*WHAT YOU NEED TO DO*: Read the records below. Copy each line where the string "Yves" occurs.

*RECORD LIST*:
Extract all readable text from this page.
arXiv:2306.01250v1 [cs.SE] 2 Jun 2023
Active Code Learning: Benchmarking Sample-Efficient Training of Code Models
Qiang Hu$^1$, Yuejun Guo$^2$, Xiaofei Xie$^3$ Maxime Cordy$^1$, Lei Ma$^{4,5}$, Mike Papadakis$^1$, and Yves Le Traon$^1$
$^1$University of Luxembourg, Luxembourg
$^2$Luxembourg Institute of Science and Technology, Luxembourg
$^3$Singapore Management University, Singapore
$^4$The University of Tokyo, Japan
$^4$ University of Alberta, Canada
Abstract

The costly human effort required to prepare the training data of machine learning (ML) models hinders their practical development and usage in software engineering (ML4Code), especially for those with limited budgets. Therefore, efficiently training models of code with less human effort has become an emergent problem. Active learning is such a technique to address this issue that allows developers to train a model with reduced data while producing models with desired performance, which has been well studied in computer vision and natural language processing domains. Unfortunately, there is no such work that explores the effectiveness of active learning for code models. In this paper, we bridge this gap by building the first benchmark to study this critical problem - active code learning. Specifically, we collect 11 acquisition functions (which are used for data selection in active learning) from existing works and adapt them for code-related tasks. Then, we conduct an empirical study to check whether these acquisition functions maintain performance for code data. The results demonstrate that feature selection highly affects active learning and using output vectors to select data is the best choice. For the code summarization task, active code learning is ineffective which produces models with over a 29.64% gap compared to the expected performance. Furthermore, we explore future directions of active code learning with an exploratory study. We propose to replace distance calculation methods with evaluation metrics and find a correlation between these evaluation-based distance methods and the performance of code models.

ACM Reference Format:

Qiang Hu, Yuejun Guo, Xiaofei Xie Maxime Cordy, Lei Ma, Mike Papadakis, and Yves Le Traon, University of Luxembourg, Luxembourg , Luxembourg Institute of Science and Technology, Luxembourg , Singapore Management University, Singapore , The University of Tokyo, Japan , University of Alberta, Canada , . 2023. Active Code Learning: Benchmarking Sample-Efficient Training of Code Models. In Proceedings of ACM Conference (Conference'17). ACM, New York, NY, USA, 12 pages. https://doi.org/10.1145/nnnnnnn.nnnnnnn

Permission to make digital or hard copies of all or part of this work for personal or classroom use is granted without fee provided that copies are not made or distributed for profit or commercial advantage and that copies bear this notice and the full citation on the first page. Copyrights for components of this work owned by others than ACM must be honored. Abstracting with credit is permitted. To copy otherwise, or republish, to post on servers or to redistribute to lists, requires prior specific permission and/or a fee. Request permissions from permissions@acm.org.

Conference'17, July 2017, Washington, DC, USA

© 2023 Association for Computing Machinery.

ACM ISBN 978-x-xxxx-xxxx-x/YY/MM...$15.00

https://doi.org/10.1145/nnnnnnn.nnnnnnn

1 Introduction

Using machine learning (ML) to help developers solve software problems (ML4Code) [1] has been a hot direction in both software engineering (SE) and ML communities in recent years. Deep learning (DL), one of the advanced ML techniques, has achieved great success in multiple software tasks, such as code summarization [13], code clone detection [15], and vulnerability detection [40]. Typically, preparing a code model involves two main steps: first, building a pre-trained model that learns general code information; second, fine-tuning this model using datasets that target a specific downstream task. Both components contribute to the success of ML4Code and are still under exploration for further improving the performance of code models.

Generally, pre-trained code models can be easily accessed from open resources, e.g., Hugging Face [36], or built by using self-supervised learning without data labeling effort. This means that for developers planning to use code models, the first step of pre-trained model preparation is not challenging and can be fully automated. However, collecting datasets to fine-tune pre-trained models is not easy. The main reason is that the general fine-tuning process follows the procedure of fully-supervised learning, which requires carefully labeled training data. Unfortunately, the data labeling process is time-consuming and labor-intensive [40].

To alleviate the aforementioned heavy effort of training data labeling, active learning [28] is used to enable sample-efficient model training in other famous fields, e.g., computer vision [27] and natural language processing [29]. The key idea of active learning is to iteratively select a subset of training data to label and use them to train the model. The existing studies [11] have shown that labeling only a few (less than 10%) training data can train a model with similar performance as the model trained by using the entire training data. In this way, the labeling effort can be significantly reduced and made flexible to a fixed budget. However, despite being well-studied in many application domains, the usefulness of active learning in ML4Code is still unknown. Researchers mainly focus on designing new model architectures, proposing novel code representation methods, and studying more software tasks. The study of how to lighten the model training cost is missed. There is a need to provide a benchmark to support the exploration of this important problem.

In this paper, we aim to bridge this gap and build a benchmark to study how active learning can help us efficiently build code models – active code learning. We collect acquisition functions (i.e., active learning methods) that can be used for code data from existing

*FINAL RESULT*:
Qiang Hu$^1$, Yuejun Guo$^2$, Xiaofei Xie$^3$ Maxime Cordy$^1$, Lei Ma$^{4,5}$, Mike Papadakis$^1$, and Yves Le Traon$^1$
Qiang Hu, Yuejun Guo, Xiaofei Xie Maxime Cordy, Lei Ma, Mike Papadakis, and Yves Le Traon, University of Luxembourg, Luxembourg , Luxembourg Institute of Science and Technology, Luxembourg , Singapore Management University, Singapore , The University of Tokyo, Japan , University of Alberta, Canada , . 2023. Active Code Learning: Benchmarking Sample-Efficient Training of Code Models. In Proceedings of ACM Conference (Conference'17). ACM, New York, NY, USA, 12 pages. https://doi.org/10.1145/nnnnnnn.nnnnnnn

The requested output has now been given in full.